>> start Data lines

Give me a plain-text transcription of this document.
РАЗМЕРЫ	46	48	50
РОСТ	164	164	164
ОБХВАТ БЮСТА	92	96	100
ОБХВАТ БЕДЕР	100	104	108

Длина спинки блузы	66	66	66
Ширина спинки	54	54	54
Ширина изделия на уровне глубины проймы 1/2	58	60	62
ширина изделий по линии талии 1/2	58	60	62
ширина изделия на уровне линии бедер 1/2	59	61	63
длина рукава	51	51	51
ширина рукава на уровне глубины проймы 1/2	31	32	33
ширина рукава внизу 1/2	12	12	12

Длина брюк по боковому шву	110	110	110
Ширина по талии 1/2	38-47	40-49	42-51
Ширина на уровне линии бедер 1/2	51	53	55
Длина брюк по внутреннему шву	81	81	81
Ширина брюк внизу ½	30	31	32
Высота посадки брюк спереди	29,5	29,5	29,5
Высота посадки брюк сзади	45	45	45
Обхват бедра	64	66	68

>> end Data lines

_Required work:_
Restate each record word for word.

_Finished task:_
Give me a plain-text transcription of this document.
РАЗМЕРЫ	46	48	50
РОСТ	164	164	164
ОБХВАТ БЮСТА	92	96	100
ОБХВАТ БЕДЕР	100	104	108

Длина спинки блузы	66	66	66
Ширина спинки	54	54	54
Ширина изделия на уровне глубины проймы 1/2	58	60	62
ширина изделий по линии талии 1/2	58	60	62
ширина изделия на уровне линии бедер 1/2	59	61	63
длина рукава	51	51	51
ширина рукава на уровне глубины проймы 1/2	31	32	33
ширина рукава внизу 1/2	12	12	12

Длина брюк по боковому шву	110	110	110
Ширина по талии 1/2	38-47	40-49	42-51
Ширина на уровне линии бедер 1/2	51	53	55
Длина брюк по внутреннему шву	81	81	81
Ширина брюк внизу ½	30	31	32
Высота посадки брюк спереди	29,5	29,5	29,5
Высота посадки брюк сзади	45	45	45
Обхват бедра	64	66	68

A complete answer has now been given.